ACTION ITEM: In the entries below, count each line where "Eigner" appears. Give the total and nothing more.

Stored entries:

-- -- --

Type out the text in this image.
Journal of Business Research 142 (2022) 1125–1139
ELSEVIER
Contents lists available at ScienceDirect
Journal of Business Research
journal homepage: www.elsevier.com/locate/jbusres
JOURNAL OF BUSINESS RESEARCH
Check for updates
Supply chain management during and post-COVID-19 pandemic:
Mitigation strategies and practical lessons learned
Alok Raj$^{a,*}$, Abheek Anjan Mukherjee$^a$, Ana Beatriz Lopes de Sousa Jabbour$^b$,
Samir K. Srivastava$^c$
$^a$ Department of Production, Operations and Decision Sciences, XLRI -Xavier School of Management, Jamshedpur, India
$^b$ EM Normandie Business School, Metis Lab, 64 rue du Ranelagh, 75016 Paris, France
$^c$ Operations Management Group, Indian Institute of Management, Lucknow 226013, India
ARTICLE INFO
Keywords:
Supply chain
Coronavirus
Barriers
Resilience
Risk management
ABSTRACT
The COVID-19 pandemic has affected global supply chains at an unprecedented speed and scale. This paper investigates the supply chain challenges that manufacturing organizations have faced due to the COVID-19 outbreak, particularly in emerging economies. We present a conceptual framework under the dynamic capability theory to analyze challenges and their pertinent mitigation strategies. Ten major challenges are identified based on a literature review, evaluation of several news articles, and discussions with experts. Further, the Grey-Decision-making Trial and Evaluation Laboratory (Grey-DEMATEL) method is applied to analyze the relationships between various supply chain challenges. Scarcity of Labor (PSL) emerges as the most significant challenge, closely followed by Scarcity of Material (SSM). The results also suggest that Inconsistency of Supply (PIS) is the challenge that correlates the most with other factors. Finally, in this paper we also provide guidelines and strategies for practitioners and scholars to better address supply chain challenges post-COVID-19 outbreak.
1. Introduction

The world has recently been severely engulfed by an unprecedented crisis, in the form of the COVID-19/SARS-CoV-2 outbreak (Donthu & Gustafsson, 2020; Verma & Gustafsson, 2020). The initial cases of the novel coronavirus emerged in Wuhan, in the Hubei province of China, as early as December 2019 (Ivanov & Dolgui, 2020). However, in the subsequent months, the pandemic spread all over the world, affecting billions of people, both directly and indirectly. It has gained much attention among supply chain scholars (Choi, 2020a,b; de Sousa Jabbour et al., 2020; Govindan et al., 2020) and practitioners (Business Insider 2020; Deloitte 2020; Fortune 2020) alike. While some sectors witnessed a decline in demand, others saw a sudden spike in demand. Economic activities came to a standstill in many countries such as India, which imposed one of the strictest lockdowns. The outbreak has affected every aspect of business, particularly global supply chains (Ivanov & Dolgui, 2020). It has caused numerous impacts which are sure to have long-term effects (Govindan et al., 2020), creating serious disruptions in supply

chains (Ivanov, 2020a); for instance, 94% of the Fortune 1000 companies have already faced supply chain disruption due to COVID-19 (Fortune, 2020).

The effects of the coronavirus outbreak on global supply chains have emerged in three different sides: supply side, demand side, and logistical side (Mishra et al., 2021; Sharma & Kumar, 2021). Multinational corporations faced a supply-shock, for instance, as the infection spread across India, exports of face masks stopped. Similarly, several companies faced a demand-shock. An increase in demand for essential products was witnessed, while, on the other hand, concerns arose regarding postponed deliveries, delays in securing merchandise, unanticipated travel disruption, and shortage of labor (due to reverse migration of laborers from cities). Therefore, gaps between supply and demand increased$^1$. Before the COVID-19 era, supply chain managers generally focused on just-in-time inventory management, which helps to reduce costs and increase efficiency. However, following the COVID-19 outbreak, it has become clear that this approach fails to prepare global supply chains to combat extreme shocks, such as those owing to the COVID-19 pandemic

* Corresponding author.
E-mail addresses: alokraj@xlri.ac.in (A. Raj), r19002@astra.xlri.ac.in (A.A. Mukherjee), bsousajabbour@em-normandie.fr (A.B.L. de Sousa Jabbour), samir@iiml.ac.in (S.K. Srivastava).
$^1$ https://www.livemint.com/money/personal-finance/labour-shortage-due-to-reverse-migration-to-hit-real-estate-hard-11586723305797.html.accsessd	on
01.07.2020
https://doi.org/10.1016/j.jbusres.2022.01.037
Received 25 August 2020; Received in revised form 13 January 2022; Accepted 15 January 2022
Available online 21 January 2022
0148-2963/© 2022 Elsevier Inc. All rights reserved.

-- -- --

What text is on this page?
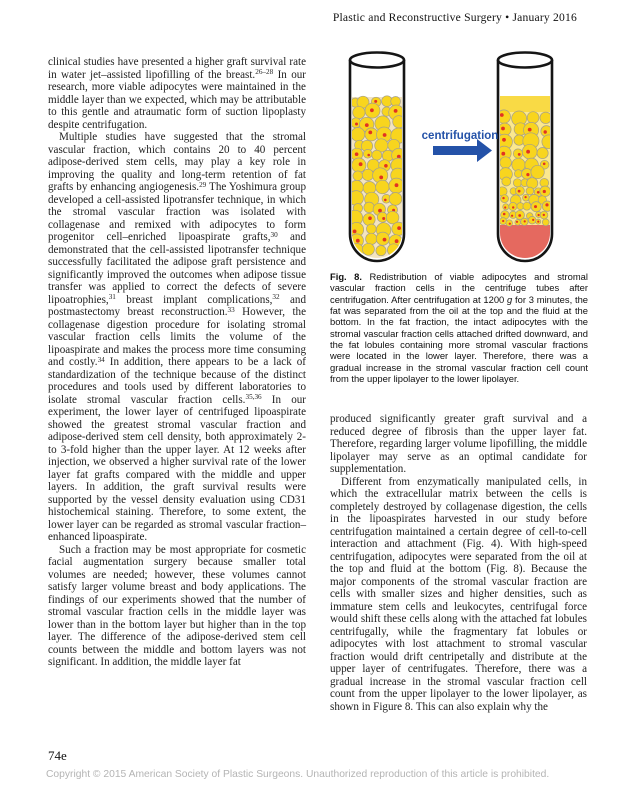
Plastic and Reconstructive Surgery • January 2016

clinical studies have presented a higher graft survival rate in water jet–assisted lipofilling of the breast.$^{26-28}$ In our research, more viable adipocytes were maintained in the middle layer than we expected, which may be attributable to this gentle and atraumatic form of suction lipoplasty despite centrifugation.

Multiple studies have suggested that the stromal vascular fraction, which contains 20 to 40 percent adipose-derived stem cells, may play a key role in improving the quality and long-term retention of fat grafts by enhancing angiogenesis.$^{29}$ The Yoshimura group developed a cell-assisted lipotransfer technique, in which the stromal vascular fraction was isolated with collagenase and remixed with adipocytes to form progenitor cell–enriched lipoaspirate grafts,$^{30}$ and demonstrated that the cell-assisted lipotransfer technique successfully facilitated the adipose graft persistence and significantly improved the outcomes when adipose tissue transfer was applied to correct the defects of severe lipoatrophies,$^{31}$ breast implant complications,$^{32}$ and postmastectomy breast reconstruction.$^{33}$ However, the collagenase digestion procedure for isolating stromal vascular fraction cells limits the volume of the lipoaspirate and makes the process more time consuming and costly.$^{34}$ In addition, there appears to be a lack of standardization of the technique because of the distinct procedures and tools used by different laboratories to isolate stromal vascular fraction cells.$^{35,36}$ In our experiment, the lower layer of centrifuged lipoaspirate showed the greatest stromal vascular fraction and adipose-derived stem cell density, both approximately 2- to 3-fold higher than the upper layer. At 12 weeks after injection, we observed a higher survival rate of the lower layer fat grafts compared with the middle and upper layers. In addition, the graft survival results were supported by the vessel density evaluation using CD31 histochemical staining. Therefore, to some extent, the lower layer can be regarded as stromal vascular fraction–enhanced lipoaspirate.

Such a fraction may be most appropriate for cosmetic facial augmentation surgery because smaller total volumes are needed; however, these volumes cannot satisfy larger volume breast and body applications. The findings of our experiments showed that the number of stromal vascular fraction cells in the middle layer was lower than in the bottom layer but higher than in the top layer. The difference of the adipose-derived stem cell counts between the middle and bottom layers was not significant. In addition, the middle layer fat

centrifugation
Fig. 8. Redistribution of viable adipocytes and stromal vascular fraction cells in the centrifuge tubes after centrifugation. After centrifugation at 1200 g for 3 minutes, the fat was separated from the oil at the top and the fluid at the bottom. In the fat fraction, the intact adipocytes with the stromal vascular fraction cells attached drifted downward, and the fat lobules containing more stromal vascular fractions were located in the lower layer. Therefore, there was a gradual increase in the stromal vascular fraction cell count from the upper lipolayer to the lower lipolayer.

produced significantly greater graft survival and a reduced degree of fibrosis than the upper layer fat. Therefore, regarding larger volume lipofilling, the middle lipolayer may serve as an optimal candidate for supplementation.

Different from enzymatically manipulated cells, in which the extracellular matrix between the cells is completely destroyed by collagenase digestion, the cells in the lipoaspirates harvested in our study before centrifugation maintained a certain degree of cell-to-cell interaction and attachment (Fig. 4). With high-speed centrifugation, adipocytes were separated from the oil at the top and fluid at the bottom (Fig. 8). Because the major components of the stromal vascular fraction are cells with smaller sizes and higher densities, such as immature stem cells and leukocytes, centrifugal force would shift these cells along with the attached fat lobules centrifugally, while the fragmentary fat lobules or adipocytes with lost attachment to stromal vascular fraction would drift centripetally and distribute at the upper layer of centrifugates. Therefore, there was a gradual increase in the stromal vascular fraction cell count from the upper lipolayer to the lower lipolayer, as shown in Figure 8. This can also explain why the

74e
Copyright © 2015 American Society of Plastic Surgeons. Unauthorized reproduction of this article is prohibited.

-- -- --

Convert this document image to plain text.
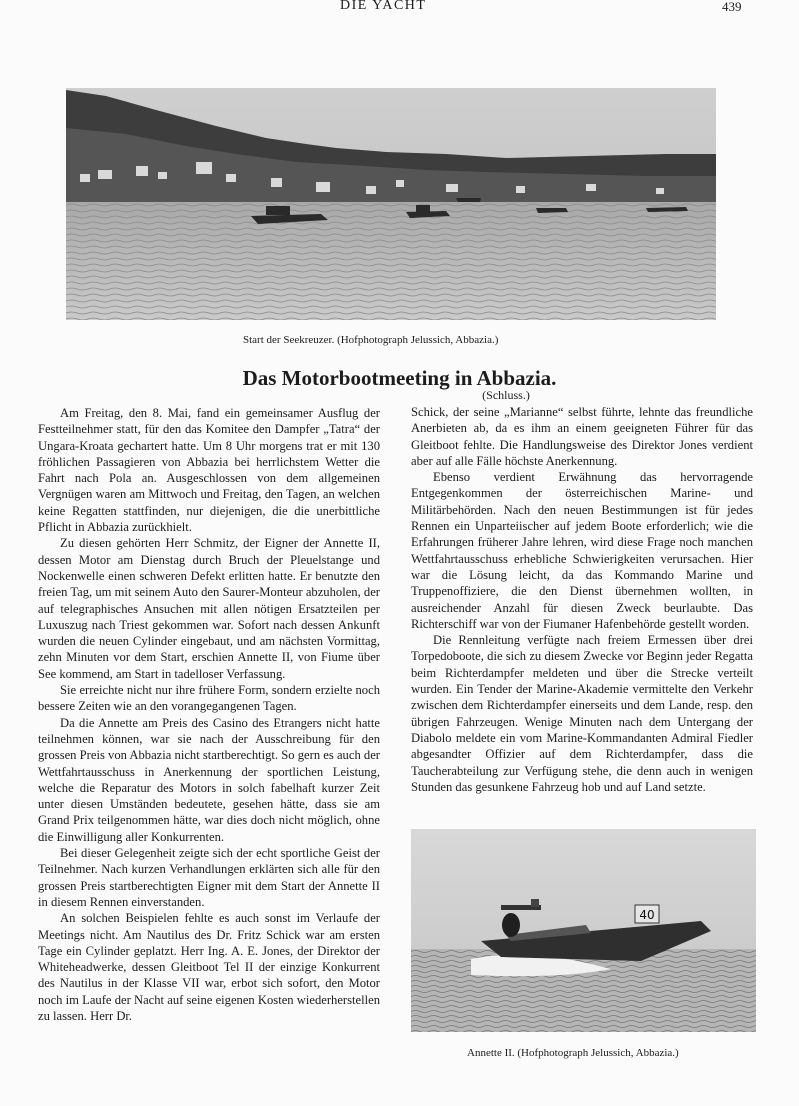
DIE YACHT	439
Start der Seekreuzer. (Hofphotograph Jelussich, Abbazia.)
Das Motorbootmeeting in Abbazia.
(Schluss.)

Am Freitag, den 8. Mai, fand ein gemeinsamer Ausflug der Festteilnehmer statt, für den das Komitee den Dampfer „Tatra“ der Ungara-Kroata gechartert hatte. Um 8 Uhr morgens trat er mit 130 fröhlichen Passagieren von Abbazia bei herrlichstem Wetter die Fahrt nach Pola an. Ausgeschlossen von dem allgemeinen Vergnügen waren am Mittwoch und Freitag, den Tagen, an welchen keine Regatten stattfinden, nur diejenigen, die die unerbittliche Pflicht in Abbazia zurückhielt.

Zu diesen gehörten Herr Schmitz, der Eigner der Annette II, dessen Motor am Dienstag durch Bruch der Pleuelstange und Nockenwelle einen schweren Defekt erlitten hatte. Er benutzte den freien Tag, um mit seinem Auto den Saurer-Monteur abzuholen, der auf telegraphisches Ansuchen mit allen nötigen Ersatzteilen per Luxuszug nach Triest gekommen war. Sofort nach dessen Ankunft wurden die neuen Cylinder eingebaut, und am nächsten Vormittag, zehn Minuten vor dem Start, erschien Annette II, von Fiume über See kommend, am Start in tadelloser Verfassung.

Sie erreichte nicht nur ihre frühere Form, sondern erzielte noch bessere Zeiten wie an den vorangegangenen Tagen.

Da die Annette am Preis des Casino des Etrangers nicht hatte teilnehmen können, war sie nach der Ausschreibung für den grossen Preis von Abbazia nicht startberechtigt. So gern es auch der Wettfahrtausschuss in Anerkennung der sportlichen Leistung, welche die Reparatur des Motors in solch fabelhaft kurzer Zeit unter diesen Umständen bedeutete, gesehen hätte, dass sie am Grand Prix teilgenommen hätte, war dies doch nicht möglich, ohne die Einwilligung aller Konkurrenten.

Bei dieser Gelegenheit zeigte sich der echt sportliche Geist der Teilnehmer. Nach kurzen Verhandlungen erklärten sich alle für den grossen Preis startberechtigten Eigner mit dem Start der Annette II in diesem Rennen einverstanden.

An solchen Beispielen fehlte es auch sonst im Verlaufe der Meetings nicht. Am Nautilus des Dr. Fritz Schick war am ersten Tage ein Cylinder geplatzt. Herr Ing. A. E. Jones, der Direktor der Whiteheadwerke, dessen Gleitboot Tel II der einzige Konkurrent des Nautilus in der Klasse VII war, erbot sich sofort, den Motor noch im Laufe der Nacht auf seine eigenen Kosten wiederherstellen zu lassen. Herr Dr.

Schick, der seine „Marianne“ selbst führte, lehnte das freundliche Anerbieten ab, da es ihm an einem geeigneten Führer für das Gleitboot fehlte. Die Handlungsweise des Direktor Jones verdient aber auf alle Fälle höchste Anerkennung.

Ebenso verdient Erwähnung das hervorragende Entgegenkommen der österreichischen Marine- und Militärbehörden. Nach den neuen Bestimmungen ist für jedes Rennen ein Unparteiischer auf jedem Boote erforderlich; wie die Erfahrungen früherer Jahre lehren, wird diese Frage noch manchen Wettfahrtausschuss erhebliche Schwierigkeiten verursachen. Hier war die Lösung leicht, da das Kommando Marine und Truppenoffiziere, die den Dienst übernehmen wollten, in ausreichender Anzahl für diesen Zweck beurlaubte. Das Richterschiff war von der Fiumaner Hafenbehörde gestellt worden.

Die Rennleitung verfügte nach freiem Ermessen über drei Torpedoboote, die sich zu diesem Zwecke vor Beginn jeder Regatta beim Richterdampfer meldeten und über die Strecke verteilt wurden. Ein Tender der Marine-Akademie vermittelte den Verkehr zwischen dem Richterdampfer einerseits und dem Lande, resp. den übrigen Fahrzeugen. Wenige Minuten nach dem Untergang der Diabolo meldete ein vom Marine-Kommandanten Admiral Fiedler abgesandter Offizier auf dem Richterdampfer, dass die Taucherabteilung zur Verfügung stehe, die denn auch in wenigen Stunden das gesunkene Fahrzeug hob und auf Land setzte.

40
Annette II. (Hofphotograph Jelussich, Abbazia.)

-- -- --

EXERCISE RESULT: 2